/---

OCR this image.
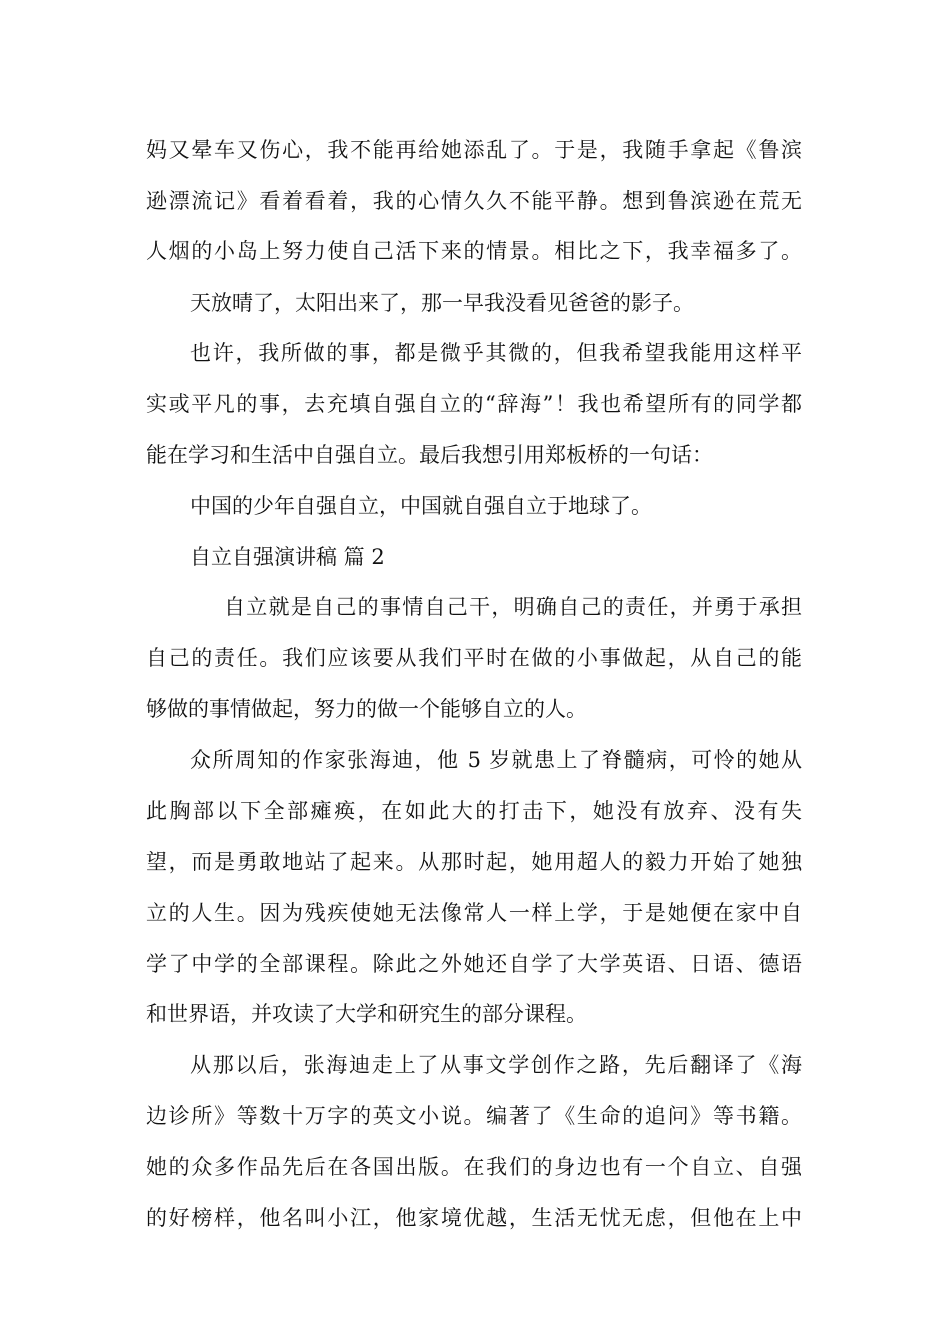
妈又晕车又伤心，我不能再给她添乱了。于是，我随手拿起《鲁滨
逊漂流记》看着看着，我的心情久久不能平静。想到鲁滨逊在荒无
人烟的小岛上努力使自己活下来的情景。相比之下，我幸福多了。
天放晴了，太阳出来了，那一早我没看见爸爸的影子。
也许，我所做的事，都是微乎其微的，但我希望我能用这样平
实或平凡的事，去充填自强自立的“辞海”！我也希望所有的同学都
能在学习和生活中自强自立。最后我想引用郑板桥的一句话：
中国的少年自强自立，中国就自强自立于地球了。
自立自强演讲稿 篇 2
自立就是自己的事情自己干，明确自己的责任，并勇于承担
自己的责任。我们应该要从我们平时在做的小事做起，从自己的能
够做的事情做起，努力的做一个能够自立的人。
众所周知的作家张海迪，他 5 岁就患上了脊髓病，可怜的她从
此胸部以下全部瘫痪，在如此大的打击下，她没有放弃、没有失
望，而是勇敢地站了起来。从那时起，她用超人的毅力开始了她独
立的人生。因为残疾使她无法像常人一样上学，于是她便在家中自
学了中学的全部课程。除此之外她还自学了大学英语、日语、德语
和世界语，并攻读了大学和研究生的部分课程。
从那以后，张海迪走上了从事文学创作之路，先后翻译了《海
边诊所》等数十万字的英文小说。编著了《生命的追问》等书籍。
她的众多作品先后在各国出版。在我们的身边也有一个自立、自强
的好榜样，他名叫小江，他家境优越，生活无忧无虑，但他在上中
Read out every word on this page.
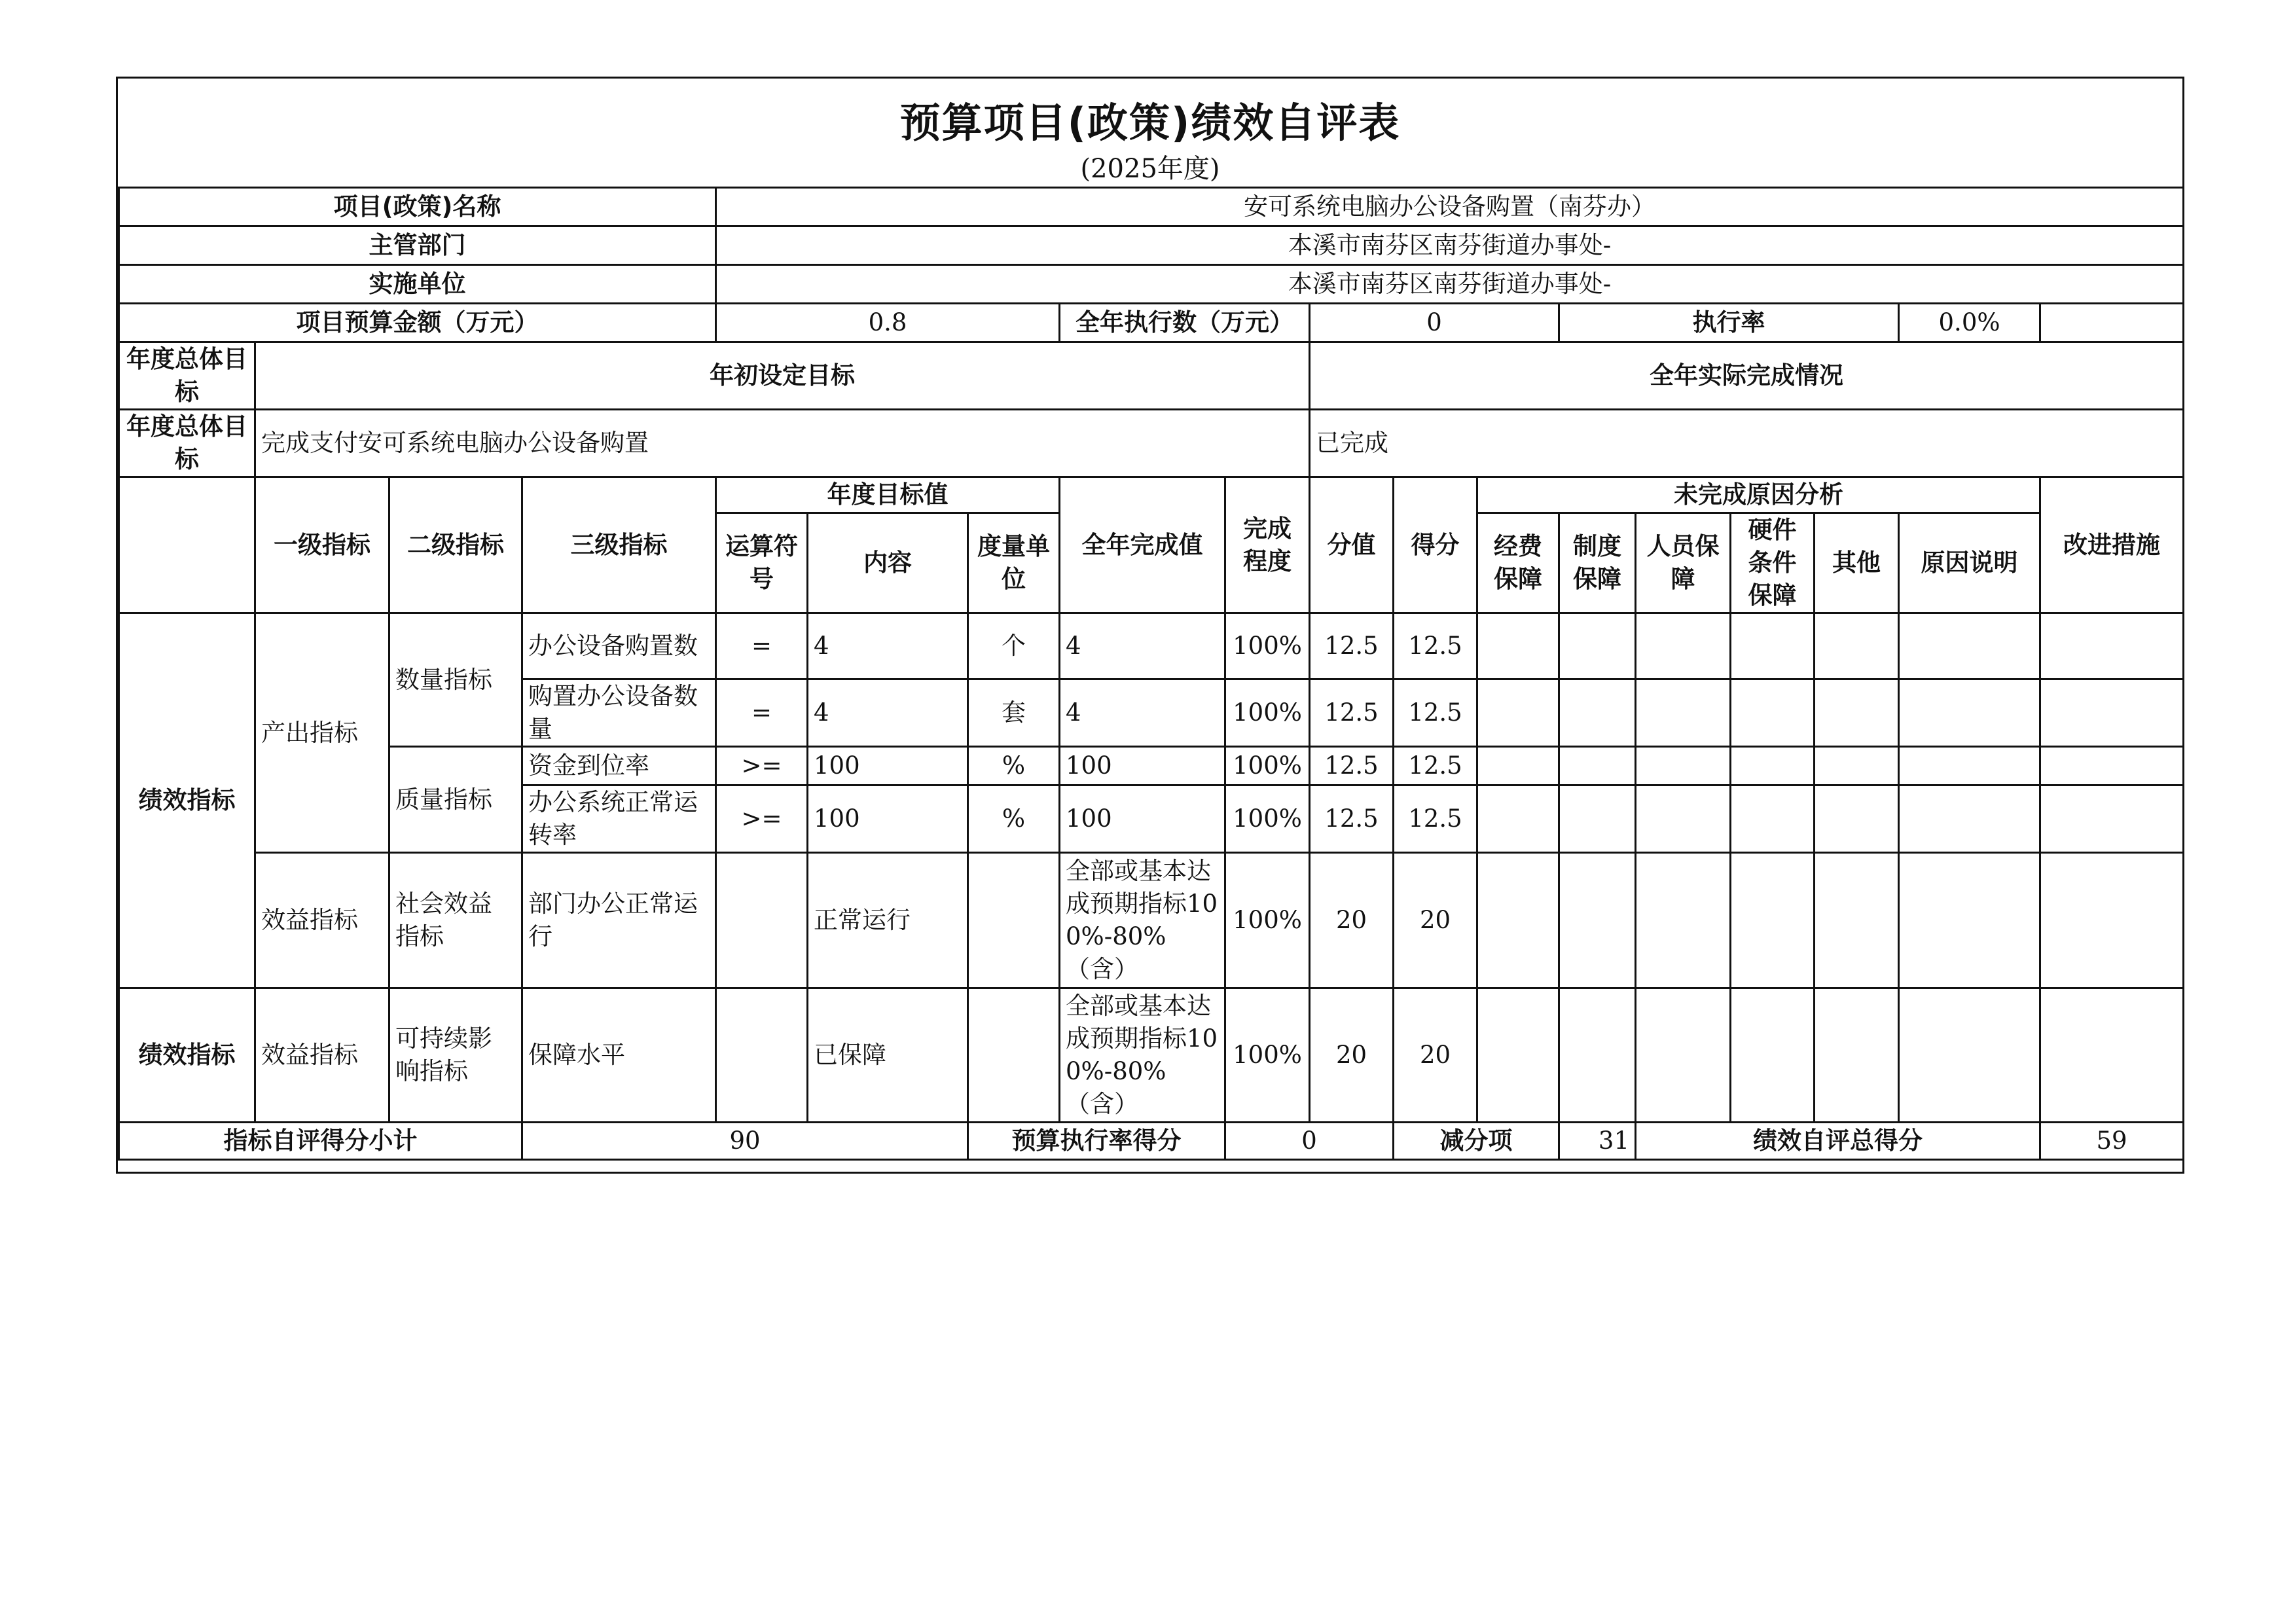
预算项目(政策)绩效自评表
(2025年度)
项目(政策)名称				安可系统电脑办公设备购置（南芬办）													
主管部门				本溪市南芬区南芬街道办事处-													
实施单位				本溪市南芬区南芬街道办事处-													
项目预算金额（万元）				0.8			全年执行数（万元）		0			执行率				0.0%	
年度总体目标	年初设定目标								全年实际完成情况								
年度总体目标	完成支付安可系统电脑办公设备购置								已完成								
	一级指标	二级指标	三级指标	年度目标值			全年完成值	完成程度	分值	得分	未完成原因分析						改进措施
				运算符号	内容	度量单位					经费保障	制度保障	人员保障	硬件条件保障	其他	原因说明	
绩效指标	产出指标	数量指标	办公设备购置数	=	4	个	4	100%	12.5	12.5							
			购置办公设备数量	=	4	套	4	100%	12.5	12.5							
		质量指标	资金到位率	>=	100	%	100	100%	12.5	12.5							
			办公系统正常运转率	>=	100	%	100	100%	12.5	12.5							
	效益指标	社会效益指标	部门办公正常运行		正常运行		全部或基本达成预期指标100%-80%（含）	100%	20	20							
绩效指标	效益指标	可持续影响指标	保障水平		已保障		全部或基本达成预期指标100%-80%（含）	100%	20	20							
指标自评得分小计			90			预算执行率得分		0		减分项		31	绩效自评总得分				59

\---

## What you will do
Every entry must be reproduced exactly, with the images left out.

## Full answer
OCR this image.
妈又晕车又伤心，我不能再给她添乱了。于是，我随手拿起《鲁滨
逊漂流记》看着看着，我的心情久久不能平静。想到鲁滨逊在荒无
人烟的小岛上努力使自己活下来的情景。相比之下，我幸福多了。
天放晴了，太阳出来了，那一早我没看见爸爸的影子。
也许，我所做的事，都是微乎其微的，但我希望我能用这样平
实或平凡的事，去充填自强自立的“辞海”！我也希望所有的同学都
能在学习和生活中自强自立。最后我想引用郑板桥的一句话：
中国的少年自强自立，中国就自强自立于地球了。
自立自强演讲稿 篇 2
自立就是自己的事情自己干，明确自己的责任，并勇于承担
自己的责任。我们应该要从我们平时在做的小事做起，从自己的能
够做的事情做起，努力的做一个能够自立的人。
众所周知的作家张海迪，他 5 岁就患上了脊髓病，可怜的她从
此胸部以下全部瘫痪，在如此大的打击下，她没有放弃、没有失
望，而是勇敢地站了起来。从那时起，她用超人的毅力开始了她独
立的人生。因为残疾使她无法像常人一样上学，于是她便在家中自
学了中学的全部课程。除此之外她还自学了大学英语、日语、德语
和世界语，并攻读了大学和研究生的部分课程。
从那以后，张海迪走上了从事文学创作之路，先后翻译了《海
边诊所》等数十万字的英文小说。编著了《生命的追问》等书籍。
她的众多作品先后在各国出版。在我们的身边也有一个自立、自强
的好榜样，他名叫小江，他家境优越，生活无忧无虑，但他在上中
Read out every word on this page.
预算项目(政策)绩效自评表
(2025年度)
项目(政策)名称				安可系统电脑办公设备购置（南芬办）													
主管部门				本溪市南芬区南芬街道办事处-													
实施单位				本溪市南芬区南芬街道办事处-													
项目预算金额（万元）				0.8			全年执行数（万元）		0			执行率				0.0%	
年度总体目标	年初设定目标								全年实际完成情况								
年度总体目标	完成支付安可系统电脑办公设备购置								已完成								
	一级指标	二级指标	三级指标	年度目标值			全年完成值	完成程度	分值	得分	未完成原因分析						改进措施
				运算符号	内容	度量单位					经费保障	制度保障	人员保障	硬件条件保障	其他	原因说明	
绩效指标	产出指标	数量指标	办公设备购置数	=	4	个	4	100%	12.5	12.5							
			购置办公设备数量	=	4	套	4	100%	12.5	12.5							
		质量指标	资金到位率	>=	100	%	100	100%	12.5	12.5							
			办公系统正常运转率	>=	100	%	100	100%	12.5	12.5							
	效益指标	社会效益指标	部门办公正常运行		正常运行		全部或基本达成预期指标100%-80%（含）	100%	20	20							
绩效指标	效益指标	可持续影响指标	保障水平		已保障		全部或基本达成预期指标100%-80%（含）	100%	20	20							
指标自评得分小计			90			预算执行率得分		0		减分项		31	绩效自评总得分				59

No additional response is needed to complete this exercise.